*Data rows*
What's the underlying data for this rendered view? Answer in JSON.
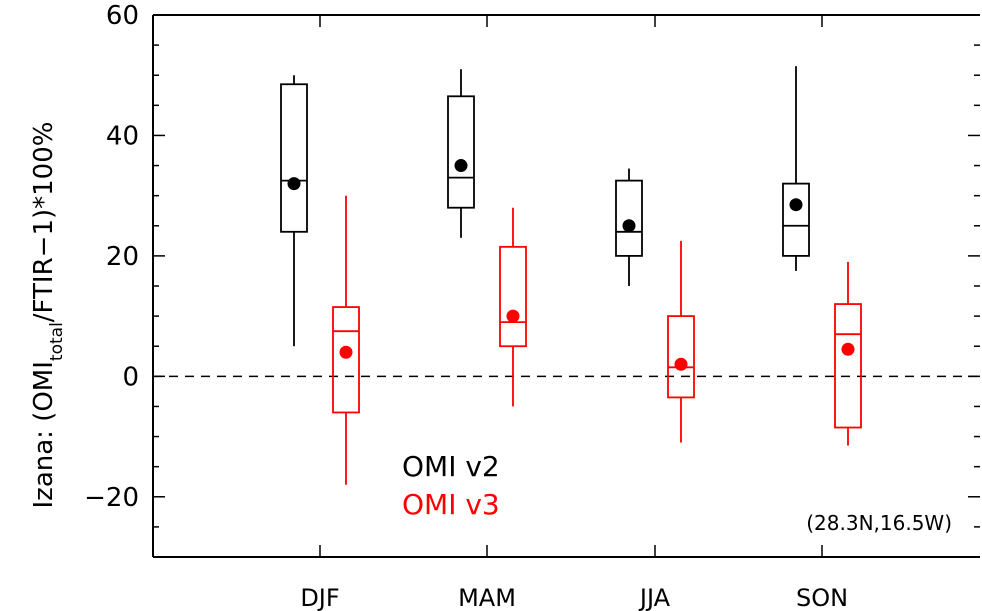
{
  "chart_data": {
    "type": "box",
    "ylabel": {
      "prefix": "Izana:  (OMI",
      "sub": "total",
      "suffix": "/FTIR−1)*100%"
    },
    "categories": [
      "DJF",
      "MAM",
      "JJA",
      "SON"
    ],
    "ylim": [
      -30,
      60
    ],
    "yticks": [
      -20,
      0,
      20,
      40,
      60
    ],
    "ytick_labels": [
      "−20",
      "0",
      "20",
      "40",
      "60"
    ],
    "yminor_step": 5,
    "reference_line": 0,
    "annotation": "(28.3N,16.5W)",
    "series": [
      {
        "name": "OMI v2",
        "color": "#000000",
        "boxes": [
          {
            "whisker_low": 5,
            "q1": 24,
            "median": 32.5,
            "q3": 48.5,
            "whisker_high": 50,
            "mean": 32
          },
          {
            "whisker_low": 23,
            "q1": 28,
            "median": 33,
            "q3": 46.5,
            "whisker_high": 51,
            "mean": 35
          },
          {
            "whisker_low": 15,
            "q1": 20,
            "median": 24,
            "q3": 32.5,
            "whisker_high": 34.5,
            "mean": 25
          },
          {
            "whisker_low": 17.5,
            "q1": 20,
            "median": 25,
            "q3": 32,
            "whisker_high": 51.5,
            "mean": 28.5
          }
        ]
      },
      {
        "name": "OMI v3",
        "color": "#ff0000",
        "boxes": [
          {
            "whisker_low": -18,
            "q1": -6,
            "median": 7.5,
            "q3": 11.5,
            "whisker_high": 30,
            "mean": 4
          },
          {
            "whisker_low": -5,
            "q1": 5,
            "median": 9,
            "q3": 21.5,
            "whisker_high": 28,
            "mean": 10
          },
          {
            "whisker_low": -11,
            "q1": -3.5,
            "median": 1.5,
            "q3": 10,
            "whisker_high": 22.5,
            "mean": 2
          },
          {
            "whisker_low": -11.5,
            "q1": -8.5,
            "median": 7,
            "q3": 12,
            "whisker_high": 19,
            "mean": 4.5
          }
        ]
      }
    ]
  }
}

*Task instructions*
Which lines contain the word "median"? Copy each one.

*Full output*
            "median": 32.5,
            "median": 33,
            "median": 24,
            "median": 25,
            "median": 7.5,
            "median": 9,
            "median": 1.5,
            "median": 7,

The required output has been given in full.